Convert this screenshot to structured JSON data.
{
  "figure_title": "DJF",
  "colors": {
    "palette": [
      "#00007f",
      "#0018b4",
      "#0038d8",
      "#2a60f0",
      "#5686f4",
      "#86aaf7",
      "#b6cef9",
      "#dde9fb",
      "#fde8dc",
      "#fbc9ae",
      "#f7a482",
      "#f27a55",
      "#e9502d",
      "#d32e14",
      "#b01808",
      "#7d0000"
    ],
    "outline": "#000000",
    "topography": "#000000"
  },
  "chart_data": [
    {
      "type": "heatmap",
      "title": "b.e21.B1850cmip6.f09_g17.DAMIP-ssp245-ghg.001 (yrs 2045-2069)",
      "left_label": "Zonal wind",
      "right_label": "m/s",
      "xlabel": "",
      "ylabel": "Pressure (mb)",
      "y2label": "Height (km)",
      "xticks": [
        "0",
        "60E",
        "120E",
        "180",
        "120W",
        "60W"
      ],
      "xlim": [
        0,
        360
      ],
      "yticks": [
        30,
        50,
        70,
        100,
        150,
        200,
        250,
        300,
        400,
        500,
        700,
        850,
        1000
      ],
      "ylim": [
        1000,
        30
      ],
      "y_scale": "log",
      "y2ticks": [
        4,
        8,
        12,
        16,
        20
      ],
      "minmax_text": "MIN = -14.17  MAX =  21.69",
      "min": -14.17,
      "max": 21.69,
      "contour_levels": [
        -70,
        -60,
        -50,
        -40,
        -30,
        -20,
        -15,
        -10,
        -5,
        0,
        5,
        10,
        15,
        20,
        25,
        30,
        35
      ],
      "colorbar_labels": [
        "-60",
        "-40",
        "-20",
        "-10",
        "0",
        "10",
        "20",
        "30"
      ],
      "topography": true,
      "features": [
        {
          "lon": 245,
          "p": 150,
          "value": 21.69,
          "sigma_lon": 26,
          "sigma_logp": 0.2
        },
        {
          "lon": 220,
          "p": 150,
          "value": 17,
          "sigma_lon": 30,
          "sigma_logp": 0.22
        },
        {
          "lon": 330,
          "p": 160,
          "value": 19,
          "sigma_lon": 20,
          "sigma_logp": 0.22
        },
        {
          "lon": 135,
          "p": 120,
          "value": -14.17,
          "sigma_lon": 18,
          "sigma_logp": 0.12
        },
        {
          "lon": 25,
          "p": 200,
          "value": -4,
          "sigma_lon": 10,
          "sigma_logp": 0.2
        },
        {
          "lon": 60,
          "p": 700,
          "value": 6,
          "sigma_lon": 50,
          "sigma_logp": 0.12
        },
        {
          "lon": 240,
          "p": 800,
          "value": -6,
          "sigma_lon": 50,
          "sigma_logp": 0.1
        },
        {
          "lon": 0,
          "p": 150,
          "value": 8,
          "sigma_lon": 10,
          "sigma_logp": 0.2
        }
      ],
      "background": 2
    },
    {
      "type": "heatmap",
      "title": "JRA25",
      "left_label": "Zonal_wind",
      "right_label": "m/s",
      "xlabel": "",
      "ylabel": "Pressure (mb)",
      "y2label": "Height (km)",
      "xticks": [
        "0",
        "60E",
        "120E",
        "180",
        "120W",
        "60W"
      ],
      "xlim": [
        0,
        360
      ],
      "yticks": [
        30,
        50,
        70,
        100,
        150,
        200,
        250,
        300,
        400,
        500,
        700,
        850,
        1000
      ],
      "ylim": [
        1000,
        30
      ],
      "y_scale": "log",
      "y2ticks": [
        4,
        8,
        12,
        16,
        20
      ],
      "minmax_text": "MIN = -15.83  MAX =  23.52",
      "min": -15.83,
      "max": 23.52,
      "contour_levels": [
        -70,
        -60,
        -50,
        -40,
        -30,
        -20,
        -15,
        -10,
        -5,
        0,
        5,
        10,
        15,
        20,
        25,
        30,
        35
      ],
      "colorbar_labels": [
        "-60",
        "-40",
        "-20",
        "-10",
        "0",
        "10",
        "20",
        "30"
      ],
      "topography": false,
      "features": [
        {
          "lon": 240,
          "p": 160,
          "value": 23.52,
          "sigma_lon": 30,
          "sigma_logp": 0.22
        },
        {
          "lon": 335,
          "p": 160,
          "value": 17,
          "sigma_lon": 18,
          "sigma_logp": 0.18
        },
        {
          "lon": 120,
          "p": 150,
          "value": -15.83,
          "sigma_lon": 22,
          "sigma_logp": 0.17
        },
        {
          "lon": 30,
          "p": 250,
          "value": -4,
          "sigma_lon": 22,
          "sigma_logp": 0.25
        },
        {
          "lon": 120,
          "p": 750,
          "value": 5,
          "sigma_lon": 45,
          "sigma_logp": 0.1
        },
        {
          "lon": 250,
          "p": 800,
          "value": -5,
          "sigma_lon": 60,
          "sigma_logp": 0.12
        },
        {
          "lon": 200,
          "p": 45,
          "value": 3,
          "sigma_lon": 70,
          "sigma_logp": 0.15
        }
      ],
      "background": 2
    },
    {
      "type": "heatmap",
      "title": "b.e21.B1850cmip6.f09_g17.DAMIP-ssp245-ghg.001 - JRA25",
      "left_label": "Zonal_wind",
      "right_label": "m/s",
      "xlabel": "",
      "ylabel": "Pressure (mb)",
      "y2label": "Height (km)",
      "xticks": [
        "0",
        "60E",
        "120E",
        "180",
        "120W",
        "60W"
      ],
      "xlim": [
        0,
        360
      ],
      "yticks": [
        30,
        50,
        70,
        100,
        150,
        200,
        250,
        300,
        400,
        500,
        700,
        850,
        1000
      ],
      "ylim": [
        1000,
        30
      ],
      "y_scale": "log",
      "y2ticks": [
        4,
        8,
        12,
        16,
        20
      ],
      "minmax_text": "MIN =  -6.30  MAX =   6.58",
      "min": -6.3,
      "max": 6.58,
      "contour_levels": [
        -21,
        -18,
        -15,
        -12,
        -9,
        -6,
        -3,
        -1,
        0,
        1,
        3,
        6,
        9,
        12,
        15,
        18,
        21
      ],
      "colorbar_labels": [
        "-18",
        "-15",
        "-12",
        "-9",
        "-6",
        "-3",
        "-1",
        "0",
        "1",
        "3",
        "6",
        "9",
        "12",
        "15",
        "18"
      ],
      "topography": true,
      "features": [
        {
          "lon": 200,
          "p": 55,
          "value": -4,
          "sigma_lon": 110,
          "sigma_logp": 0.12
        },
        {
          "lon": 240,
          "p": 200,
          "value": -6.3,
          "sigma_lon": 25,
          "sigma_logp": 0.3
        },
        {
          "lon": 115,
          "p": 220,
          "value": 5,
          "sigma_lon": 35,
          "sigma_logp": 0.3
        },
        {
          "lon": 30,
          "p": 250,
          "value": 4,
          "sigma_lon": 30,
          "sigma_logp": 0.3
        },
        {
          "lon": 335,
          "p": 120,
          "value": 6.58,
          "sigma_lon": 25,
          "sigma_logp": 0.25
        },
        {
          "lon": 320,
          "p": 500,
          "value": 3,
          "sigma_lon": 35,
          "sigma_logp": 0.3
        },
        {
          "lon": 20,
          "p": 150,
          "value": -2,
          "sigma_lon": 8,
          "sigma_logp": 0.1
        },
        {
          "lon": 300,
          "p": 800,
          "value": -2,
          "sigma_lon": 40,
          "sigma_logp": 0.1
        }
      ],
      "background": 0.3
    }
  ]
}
++++++++++++++++++++
▶ REQUIREMENTS
Output all of the material, please, exactly as it stands.

▶ WRITTEN ANSWER
Convert this screenshot to structured JSON data.
{
  "figure_title": "DJF",
  "colors": {
    "palette": [
      "#00007f",
      "#0018b4",
      "#0038d8",
      "#2a60f0",
      "#5686f4",
      "#86aaf7",
      "#b6cef9",
      "#dde9fb",
      "#fde8dc",
      "#fbc9ae",
      "#f7a482",
      "#f27a55",
      "#e9502d",
      "#d32e14",
      "#b01808",
      "#7d0000"
    ],
    "outline": "#000000",
    "topography": "#000000"
  },
  "chart_data": [
    {
      "type": "heatmap",
      "title": "b.e21.B1850cmip6.f09_g17.DAMIP-ssp245-ghg.001 (yrs 2045-2069)",
      "left_label": "Zonal wind",
      "right_label": "m/s",
      "xlabel": "",
      "ylabel": "Pressure (mb)",
      "y2label": "Height (km)",
      "xticks": [
        "0",
        "60E",
        "120E",
        "180",
        "120W",
        "60W"
      ],
      "xlim": [
        0,
        360
      ],
      "yticks": [
        30,
        50,
        70,
        100,
        150,
        200,
        250,
        300,
        400,
        500,
        700,
        850,
        1000
      ],
      "ylim": [
        1000,
        30
      ],
      "y_scale": "log",
      "y2ticks": [
        4,
        8,
        12,
        16,
        20
      ],
      "minmax_text": "MIN = -14.17  MAX =  21.69",
      "min": -14.17,
      "max": 21.69,
      "contour_levels": [
        -70,
        -60,
        -50,
        -40,
        -30,
        -20,
        -15,
        -10,
        -5,
        0,
        5,
        10,
        15,
        20,
        25,
        30,
        35
      ],
      "colorbar_labels": [
        "-60",
        "-40",
        "-20",
        "-10",
        "0",
        "10",
        "20",
        "30"
      ],
      "topography": true,
      "features": [
        {
          "lon": 245,
          "p": 150,
          "value": 21.69,
          "sigma_lon": 26,
          "sigma_logp": 0.2
        },
        {
          "lon": 220,
          "p": 150,
          "value": 17,
          "sigma_lon": 30,
          "sigma_logp": 0.22
        },
        {
          "lon": 330,
          "p": 160,
          "value": 19,
          "sigma_lon": 20,
          "sigma_logp": 0.22
        },
        {
          "lon": 135,
          "p": 120,
          "value": -14.17,
          "sigma_lon": 18,
          "sigma_logp": 0.12
        },
        {
          "lon": 25,
          "p": 200,
          "value": -4,
          "sigma_lon": 10,
          "sigma_logp": 0.2
        },
        {
          "lon": 60,
          "p": 700,
          "value": 6,
          "sigma_lon": 50,
          "sigma_logp": 0.12
        },
        {
          "lon": 240,
          "p": 800,
          "value": -6,
          "sigma_lon": 50,
          "sigma_logp": 0.1
        },
        {
          "lon": 0,
          "p": 150,
          "value": 8,
          "sigma_lon": 10,
          "sigma_logp": 0.2
        }
      ],
      "background": 2
    },
    {
      "type": "heatmap",
      "title": "JRA25",
      "left_label": "Zonal_wind",
      "right_label": "m/s",
      "xlabel": "",
      "ylabel": "Pressure (mb)",
      "y2label": "Height (km)",
      "xticks": [
        "0",
        "60E",
        "120E",
        "180",
        "120W",
        "60W"
      ],
      "xlim": [
        0,
        360
      ],
      "yticks": [
        30,
        50,
        70,
        100,
        150,
        200,
        250,
        300,
        400,
        500,
        700,
        850,
        1000
      ],
      "ylim": [
        1000,
        30
      ],
      "y_scale": "log",
      "y2ticks": [
        4,
        8,
        12,
        16,
        20
      ],
      "minmax_text": "MIN = -15.83  MAX =  23.52",
      "min": -15.83,
      "max": 23.52,
      "contour_levels": [
        -70,
        -60,
        -50,
        -40,
        -30,
        -20,
        -15,
        -10,
        -5,
        0,
        5,
        10,
        15,
        20,
        25,
        30,
        35
      ],
      "colorbar_labels": [
        "-60",
        "-40",
        "-20",
        "-10",
        "0",
        "10",
        "20",
        "30"
      ],
      "topography": false,
      "features": [
        {
          "lon": 240,
          "p": 160,
          "value": 23.52,
          "sigma_lon": 30,
          "sigma_logp": 0.22
        },
        {
          "lon": 335,
          "p": 160,
          "value": 17,
          "sigma_lon": 18,
          "sigma_logp": 0.18
        },
        {
          "lon": 120,
          "p": 150,
          "value": -15.83,
          "sigma_lon": 22,
          "sigma_logp": 0.17
        },
        {
          "lon": 30,
          "p": 250,
          "value": -4,
          "sigma_lon": 22,
          "sigma_logp": 0.25
        },
        {
          "lon": 120,
          "p": 750,
          "value": 5,
          "sigma_lon": 45,
          "sigma_logp": 0.1
        },
        {
          "lon": 250,
          "p": 800,
          "value": -5,
          "sigma_lon": 60,
          "sigma_logp": 0.12
        },
        {
          "lon": 200,
          "p": 45,
          "value": 3,
          "sigma_lon": 70,
          "sigma_logp": 0.15
        }
      ],
      "background": 2
    },
    {
      "type": "heatmap",
      "title": "b.e21.B1850cmip6.f09_g17.DAMIP-ssp245-ghg.001 - JRA25",
      "left_label": "Zonal_wind",
      "right_label": "m/s",
      "xlabel": "",
      "ylabel": "Pressure (mb)",
      "y2label": "Height (km)",
      "xticks": [
        "0",
        "60E",
        "120E",
        "180",
        "120W",
        "60W"
      ],
      "xlim": [
        0,
        360
      ],
      "yticks": [
        30,
        50,
        70,
        100,
        150,
        200,
        250,
        300,
        400,
        500,
        700,
        850,
        1000
      ],
      "ylim": [
        1000,
        30
      ],
      "y_scale": "log",
      "y2ticks": [
        4,
        8,
        12,
        16,
        20
      ],
      "minmax_text": "MIN =  -6.30  MAX =   6.58",
      "min": -6.3,
      "max": 6.58,
      "contour_levels": [
        -21,
        -18,
        -15,
        -12,
        -9,
        -6,
        -3,
        -1,
        0,
        1,
        3,
        6,
        9,
        12,
        15,
        18,
        21
      ],
      "colorbar_labels": [
        "-18",
        "-15",
        "-12",
        "-9",
        "-6",
        "-3",
        "-1",
        "0",
        "1",
        "3",
        "6",
        "9",
        "12",
        "15",
        "18"
      ],
      "topography": true,
      "features": [
        {
          "lon": 200,
          "p": 55,
          "value": -4,
          "sigma_lon": 110,
          "sigma_logp": 0.12
        },
        {
          "lon": 240,
          "p": 200,
          "value": -6.3,
          "sigma_lon": 25,
          "sigma_logp": 0.3
        },
        {
          "lon": 115,
          "p": 220,
          "value": 5,
          "sigma_lon": 35,
          "sigma_logp": 0.3
        },
        {
          "lon": 30,
          "p": 250,
          "value": 4,
          "sigma_lon": 30,
          "sigma_logp": 0.3
        },
        {
          "lon": 335,
          "p": 120,
          "value": 6.58,
          "sigma_lon": 25,
          "sigma_logp": 0.25
        },
        {
          "lon": 320,
          "p": 500,
          "value": 3,
          "sigma_lon": 35,
          "sigma_logp": 0.3
        },
        {
          "lon": 20,
          "p": 150,
          "value": -2,
          "sigma_lon": 8,
          "sigma_logp": 0.1
        },
        {
          "lon": 300,
          "p": 800,
          "value": -2,
          "sigma_lon": 40,
          "sigma_logp": 0.1
        }
      ],
      "background": 0.3
    }
  ]
}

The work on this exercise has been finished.